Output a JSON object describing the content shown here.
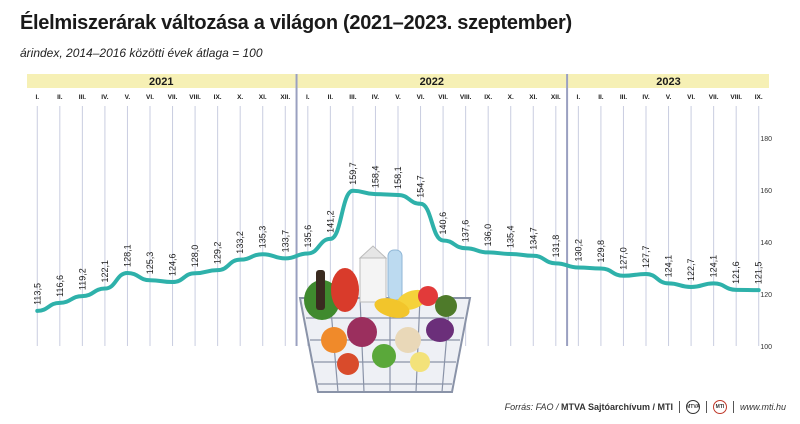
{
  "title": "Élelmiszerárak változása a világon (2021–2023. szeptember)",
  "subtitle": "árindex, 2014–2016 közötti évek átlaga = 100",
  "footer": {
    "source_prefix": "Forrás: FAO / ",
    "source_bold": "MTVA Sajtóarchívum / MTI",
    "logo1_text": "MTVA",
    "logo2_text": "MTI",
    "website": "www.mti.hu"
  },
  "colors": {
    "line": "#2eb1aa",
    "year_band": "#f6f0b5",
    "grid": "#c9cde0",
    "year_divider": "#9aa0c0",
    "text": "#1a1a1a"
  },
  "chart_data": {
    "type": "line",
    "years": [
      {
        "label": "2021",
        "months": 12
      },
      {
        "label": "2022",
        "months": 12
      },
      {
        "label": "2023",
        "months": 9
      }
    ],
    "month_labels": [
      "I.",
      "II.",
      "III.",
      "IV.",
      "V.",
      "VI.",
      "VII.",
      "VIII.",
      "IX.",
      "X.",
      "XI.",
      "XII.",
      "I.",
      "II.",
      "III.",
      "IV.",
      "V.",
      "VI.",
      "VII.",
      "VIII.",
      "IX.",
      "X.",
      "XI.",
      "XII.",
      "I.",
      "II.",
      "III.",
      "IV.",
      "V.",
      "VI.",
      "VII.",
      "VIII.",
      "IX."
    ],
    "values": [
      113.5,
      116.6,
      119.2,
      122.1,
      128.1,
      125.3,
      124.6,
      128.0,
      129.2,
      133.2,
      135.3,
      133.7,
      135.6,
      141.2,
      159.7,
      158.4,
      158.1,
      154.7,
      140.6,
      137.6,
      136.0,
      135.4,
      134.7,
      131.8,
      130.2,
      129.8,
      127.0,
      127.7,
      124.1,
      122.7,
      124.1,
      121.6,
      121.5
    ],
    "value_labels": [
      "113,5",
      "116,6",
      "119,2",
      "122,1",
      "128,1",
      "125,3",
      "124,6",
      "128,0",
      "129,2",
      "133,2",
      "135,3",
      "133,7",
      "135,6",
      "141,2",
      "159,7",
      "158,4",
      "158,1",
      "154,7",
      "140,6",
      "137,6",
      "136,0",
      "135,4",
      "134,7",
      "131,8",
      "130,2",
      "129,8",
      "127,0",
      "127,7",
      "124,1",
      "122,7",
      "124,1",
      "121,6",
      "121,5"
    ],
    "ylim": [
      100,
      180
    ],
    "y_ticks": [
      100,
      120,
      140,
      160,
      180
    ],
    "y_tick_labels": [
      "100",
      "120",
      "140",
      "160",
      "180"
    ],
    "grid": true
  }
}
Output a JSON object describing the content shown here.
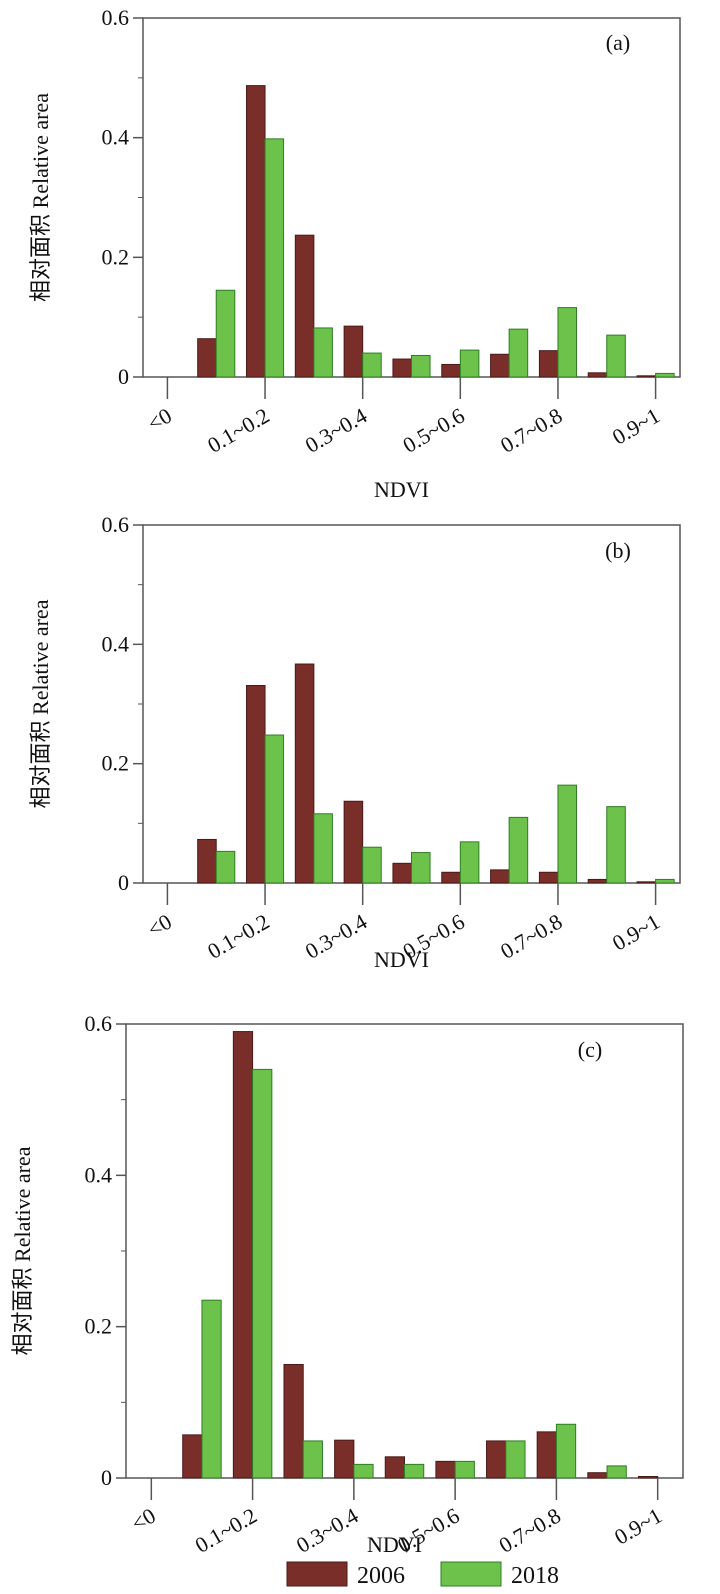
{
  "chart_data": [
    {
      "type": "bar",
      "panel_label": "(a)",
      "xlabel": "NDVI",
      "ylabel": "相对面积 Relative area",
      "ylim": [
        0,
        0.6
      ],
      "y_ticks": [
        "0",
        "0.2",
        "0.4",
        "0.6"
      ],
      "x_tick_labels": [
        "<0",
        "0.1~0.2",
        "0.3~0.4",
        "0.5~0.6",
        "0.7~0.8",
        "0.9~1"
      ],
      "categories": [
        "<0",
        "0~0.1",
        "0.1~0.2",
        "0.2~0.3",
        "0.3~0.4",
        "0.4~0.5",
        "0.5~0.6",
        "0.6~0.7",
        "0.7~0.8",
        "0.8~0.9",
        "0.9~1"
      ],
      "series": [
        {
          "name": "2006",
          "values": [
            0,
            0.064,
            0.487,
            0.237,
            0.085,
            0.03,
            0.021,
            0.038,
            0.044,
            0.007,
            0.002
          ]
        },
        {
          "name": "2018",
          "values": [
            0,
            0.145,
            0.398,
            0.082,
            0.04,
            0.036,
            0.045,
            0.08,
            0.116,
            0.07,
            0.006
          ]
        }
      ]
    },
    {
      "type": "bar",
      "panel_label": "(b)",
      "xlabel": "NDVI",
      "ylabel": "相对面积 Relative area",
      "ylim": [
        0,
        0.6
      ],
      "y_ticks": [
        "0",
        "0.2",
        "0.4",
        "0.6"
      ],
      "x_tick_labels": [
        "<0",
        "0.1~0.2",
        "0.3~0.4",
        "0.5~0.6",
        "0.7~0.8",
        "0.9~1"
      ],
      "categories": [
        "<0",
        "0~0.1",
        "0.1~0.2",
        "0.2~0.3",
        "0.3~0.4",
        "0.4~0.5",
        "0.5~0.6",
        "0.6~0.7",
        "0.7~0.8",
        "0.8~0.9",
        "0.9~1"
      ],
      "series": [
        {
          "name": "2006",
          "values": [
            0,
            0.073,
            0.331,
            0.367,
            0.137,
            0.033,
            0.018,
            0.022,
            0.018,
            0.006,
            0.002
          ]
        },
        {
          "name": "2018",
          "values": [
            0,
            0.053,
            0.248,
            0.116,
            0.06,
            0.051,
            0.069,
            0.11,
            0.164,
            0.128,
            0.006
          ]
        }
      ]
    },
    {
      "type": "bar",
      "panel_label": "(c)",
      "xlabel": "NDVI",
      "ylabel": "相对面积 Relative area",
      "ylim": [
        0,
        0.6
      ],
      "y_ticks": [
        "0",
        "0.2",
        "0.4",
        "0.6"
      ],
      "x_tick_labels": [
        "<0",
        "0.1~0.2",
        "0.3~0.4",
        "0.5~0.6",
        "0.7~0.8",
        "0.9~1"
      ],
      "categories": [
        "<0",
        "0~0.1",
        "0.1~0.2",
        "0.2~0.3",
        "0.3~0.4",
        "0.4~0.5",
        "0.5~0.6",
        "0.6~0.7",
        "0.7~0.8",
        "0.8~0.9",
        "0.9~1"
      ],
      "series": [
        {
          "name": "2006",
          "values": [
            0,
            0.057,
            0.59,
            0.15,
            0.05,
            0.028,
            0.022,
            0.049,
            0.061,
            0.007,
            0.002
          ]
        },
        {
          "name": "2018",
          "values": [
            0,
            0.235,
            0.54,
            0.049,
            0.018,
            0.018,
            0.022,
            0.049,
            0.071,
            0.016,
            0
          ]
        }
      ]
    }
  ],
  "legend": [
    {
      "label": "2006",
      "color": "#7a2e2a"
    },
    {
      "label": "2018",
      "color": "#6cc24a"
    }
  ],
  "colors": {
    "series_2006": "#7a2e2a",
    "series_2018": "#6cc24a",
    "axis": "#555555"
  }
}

● What you should do
Leave the pictures out and copy the rest of the data exactly.

● Solution for this task
Output a JSON object describing the content shown here.
{
  "title": "Élelmiszerárak változása a világon (2021–2023. szeptember)",
  "subtitle": "árindex, 2014–2016 közötti évek átlaga = 100",
  "footer": {
    "source_prefix": "Forrás: FAO / ",
    "source_bold": "MTVA Sajtóarchívum / MTI",
    "logo1_text": "MTVA",
    "logo2_text": "MTI",
    "website": "www.mti.hu"
  },
  "colors": {
    "line": "#2eb1aa",
    "year_band": "#f6f0b5",
    "grid": "#c9cde0",
    "year_divider": "#9aa0c0",
    "text": "#1a1a1a"
  },
  "chart_data": {
    "type": "line",
    "years": [
      {
        "label": "2021",
        "months": 12
      },
      {
        "label": "2022",
        "months": 12
      },
      {
        "label": "2023",
        "months": 9
      }
    ],
    "month_labels": [
      "I.",
      "II.",
      "III.",
      "IV.",
      "V.",
      "VI.",
      "VII.",
      "VIII.",
      "IX.",
      "X.",
      "XI.",
      "XII.",
      "I.",
      "II.",
      "III.",
      "IV.",
      "V.",
      "VI.",
      "VII.",
      "VIII.",
      "IX.",
      "X.",
      "XI.",
      "XII.",
      "I.",
      "II.",
      "III.",
      "IV.",
      "V.",
      "VI.",
      "VII.",
      "VIII.",
      "IX."
    ],
    "values": [
      113.5,
      116.6,
      119.2,
      122.1,
      128.1,
      125.3,
      124.6,
      128.0,
      129.2,
      133.2,
      135.3,
      133.7,
      135.6,
      141.2,
      159.7,
      158.4,
      158.1,
      154.7,
      140.6,
      137.6,
      136.0,
      135.4,
      134.7,
      131.8,
      130.2,
      129.8,
      127.0,
      127.7,
      124.1,
      122.7,
      124.1,
      121.6,
      121.5
    ],
    "value_labels": [
      "113,5",
      "116,6",
      "119,2",
      "122,1",
      "128,1",
      "125,3",
      "124,6",
      "128,0",
      "129,2",
      "133,2",
      "135,3",
      "133,7",
      "135,6",
      "141,2",
      "159,7",
      "158,4",
      "158,1",
      "154,7",
      "140,6",
      "137,6",
      "136,0",
      "135,4",
      "134,7",
      "131,8",
      "130,2",
      "129,8",
      "127,0",
      "127,7",
      "124,1",
      "122,7",
      "124,1",
      "121,6",
      "121,5"
    ],
    "ylim": [
      100,
      180
    ],
    "y_ticks": [
      100,
      120,
      140,
      160,
      180
    ],
    "y_tick_labels": [
      "100",
      "120",
      "140",
      "160",
      "180"
    ],
    "grid": true
  }
}
Output a JSON object describing the content shown here.
{
  "chart_data": [
    {
      "type": "bar",
      "panel_label": "(a)",
      "xlabel": "NDVI",
      "ylabel": "相对面积 Relative area",
      "ylim": [
        0,
        0.6
      ],
      "y_ticks": [
        "0",
        "0.2",
        "0.4",
        "0.6"
      ],
      "x_tick_labels": [
        "<0",
        "0.1~0.2",
        "0.3~0.4",
        "0.5~0.6",
        "0.7~0.8",
        "0.9~1"
      ],
      "categories": [
        "<0",
        "0~0.1",
        "0.1~0.2",
        "0.2~0.3",
        "0.3~0.4",
        "0.4~0.5",
        "0.5~0.6",
        "0.6~0.7",
        "0.7~0.8",
        "0.8~0.9",
        "0.9~1"
      ],
      "series": [
        {
          "name": "2006",
          "values": [
            0,
            0.064,
            0.487,
            0.237,
            0.085,
            0.03,
            0.021,
            0.038,
            0.044,
            0.007,
            0.002
          ]
        },
        {
          "name": "2018",
          "values": [
            0,
            0.145,
            0.398,
            0.082,
            0.04,
            0.036,
            0.045,
            0.08,
            0.116,
            0.07,
            0.006
          ]
        }
      ]
    },
    {
      "type": "bar",
      "panel_label": "(b)",
      "xlabel": "NDVI",
      "ylabel": "相对面积 Relative area",
      "ylim": [
        0,
        0.6
      ],
      "y_ticks": [
        "0",
        "0.2",
        "0.4",
        "0.6"
      ],
      "x_tick_labels": [
        "<0",
        "0.1~0.2",
        "0.3~0.4",
        "0.5~0.6",
        "0.7~0.8",
        "0.9~1"
      ],
      "categories": [
        "<0",
        "0~0.1",
        "0.1~0.2",
        "0.2~0.3",
        "0.3~0.4",
        "0.4~0.5",
        "0.5~0.6",
        "0.6~0.7",
        "0.7~0.8",
        "0.8~0.9",
        "0.9~1"
      ],
      "series": [
        {
          "name": "2006",
          "values": [
            0,
            0.073,
            0.331,
            0.367,
            0.137,
            0.033,
            0.018,
            0.022,
            0.018,
            0.006,
            0.002
          ]
        },
        {
          "name": "2018",
          "values": [
            0,
            0.053,
            0.248,
            0.116,
            0.06,
            0.051,
            0.069,
            0.11,
            0.164,
            0.128,
            0.006
          ]
        }
      ]
    },
    {
      "type": "bar",
      "panel_label": "(c)",
      "xlabel": "NDVI",
      "ylabel": "相对面积 Relative area",
      "ylim": [
        0,
        0.6
      ],
      "y_ticks": [
        "0",
        "0.2",
        "0.4",
        "0.6"
      ],
      "x_tick_labels": [
        "<0",
        "0.1~0.2",
        "0.3~0.4",
        "0.5~0.6",
        "0.7~0.8",
        "0.9~1"
      ],
      "categories": [
        "<0",
        "0~0.1",
        "0.1~0.2",
        "0.2~0.3",
        "0.3~0.4",
        "0.4~0.5",
        "0.5~0.6",
        "0.6~0.7",
        "0.7~0.8",
        "0.8~0.9",
        "0.9~1"
      ],
      "series": [
        {
          "name": "2006",
          "values": [
            0,
            0.057,
            0.59,
            0.15,
            0.05,
            0.028,
            0.022,
            0.049,
            0.061,
            0.007,
            0.002
          ]
        },
        {
          "name": "2018",
          "values": [
            0,
            0.235,
            0.54,
            0.049,
            0.018,
            0.018,
            0.022,
            0.049,
            0.071,
            0.016,
            0
          ]
        }
      ]
    }
  ],
  "legend": [
    {
      "label": "2006",
      "color": "#7a2e2a"
    },
    {
      "label": "2018",
      "color": "#6cc24a"
    }
  ],
  "colors": {
    "series_2006": "#7a2e2a",
    "series_2018": "#6cc24a",
    "axis": "#555555"
  }
}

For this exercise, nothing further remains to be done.